Look for "name" in the listing below. Gather each line that contains it.

[Stored data]

—————

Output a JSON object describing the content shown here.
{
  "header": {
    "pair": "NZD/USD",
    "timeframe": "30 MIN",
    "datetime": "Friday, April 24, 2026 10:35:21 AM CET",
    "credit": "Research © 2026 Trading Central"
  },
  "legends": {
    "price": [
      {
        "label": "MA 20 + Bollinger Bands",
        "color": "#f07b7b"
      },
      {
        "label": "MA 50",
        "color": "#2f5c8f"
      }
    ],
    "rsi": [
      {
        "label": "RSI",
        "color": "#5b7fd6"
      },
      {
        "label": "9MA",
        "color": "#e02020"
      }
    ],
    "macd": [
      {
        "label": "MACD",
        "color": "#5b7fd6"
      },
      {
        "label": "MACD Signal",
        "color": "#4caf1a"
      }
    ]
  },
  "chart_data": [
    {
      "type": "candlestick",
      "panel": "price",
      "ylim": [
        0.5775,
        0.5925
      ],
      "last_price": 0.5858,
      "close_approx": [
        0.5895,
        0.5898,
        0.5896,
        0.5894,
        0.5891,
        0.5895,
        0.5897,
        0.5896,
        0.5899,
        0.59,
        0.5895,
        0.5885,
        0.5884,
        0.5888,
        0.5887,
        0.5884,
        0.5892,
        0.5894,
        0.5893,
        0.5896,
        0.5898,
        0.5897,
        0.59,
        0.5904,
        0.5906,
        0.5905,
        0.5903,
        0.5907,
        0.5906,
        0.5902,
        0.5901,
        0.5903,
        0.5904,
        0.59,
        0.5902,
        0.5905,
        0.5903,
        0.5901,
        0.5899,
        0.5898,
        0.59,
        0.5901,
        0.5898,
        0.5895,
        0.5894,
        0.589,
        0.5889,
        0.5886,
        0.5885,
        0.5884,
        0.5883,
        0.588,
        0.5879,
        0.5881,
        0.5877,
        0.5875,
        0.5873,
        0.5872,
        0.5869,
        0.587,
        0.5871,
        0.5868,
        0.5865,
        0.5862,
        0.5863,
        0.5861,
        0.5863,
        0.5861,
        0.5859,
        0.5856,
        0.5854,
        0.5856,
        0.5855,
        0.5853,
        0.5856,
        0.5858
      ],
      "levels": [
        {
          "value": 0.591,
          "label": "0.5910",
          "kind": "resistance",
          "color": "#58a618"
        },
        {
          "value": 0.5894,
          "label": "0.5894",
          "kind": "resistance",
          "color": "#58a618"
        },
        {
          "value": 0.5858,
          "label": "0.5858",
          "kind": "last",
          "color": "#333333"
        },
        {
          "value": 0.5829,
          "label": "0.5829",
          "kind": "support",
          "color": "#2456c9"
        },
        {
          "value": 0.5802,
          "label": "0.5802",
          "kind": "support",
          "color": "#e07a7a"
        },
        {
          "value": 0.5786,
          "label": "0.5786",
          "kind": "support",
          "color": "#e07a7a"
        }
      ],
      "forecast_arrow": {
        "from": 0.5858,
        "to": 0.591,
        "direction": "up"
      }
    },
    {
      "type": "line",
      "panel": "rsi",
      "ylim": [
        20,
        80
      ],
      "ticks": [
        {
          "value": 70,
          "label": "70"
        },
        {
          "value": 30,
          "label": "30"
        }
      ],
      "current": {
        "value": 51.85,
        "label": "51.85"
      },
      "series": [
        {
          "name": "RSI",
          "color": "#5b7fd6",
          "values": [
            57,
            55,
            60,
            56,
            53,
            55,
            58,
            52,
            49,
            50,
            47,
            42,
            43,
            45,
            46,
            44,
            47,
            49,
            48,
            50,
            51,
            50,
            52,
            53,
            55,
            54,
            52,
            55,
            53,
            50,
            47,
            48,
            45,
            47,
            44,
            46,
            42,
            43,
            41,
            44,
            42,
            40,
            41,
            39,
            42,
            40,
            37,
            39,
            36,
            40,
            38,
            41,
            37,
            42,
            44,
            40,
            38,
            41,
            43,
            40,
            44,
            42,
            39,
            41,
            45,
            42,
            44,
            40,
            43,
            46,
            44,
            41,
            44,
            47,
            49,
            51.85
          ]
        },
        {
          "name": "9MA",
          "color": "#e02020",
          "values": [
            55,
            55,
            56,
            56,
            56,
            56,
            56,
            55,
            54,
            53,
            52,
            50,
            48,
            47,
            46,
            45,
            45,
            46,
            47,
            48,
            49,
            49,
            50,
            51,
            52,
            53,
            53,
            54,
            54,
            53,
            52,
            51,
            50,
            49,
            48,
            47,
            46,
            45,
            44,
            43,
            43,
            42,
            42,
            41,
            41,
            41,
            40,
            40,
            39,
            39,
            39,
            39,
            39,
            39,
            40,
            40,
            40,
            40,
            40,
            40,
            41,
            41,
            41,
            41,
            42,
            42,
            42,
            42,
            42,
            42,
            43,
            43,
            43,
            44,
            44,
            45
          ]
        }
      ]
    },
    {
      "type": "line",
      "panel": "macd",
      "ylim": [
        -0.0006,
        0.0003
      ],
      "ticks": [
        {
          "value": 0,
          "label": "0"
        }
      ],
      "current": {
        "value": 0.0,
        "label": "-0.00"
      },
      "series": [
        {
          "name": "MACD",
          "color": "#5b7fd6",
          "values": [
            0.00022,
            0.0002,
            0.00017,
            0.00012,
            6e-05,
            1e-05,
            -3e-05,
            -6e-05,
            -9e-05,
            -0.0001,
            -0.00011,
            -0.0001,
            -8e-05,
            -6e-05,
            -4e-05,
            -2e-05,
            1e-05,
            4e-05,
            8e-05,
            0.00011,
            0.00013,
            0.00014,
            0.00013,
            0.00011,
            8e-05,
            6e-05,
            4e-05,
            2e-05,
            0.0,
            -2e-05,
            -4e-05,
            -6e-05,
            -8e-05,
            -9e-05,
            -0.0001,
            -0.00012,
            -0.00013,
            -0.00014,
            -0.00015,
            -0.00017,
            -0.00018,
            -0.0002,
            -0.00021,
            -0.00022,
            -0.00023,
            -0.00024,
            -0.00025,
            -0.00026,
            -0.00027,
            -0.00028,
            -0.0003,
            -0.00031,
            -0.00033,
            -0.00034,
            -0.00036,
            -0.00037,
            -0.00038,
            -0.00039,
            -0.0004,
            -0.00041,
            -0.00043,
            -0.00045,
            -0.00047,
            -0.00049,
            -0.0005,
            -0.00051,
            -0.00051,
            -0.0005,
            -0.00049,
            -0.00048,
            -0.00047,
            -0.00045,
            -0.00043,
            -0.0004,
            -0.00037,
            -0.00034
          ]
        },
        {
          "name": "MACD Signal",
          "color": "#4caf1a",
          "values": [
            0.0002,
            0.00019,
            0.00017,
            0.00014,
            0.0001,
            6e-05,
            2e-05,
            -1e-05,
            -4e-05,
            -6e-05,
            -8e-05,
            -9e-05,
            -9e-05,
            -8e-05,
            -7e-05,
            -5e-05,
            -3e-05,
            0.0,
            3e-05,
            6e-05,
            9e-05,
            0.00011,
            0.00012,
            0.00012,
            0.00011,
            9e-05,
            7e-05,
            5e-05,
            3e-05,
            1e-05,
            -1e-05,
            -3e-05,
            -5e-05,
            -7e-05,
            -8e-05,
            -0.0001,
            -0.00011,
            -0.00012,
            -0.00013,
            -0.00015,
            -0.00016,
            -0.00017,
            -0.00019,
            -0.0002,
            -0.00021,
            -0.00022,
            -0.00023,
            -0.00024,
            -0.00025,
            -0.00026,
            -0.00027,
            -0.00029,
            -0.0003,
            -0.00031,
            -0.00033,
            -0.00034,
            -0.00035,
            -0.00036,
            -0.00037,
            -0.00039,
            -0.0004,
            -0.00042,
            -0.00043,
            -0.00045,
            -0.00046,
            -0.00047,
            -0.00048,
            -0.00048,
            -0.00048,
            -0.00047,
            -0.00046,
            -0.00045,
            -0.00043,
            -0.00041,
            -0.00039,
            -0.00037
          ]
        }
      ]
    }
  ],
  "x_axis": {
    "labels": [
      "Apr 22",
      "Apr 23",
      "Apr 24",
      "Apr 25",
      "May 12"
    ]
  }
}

—————

[Response to the exercise]
          "name": "RSI",
          "name": "9MA",
          "name": "MACD",
          "name": "MACD Signal",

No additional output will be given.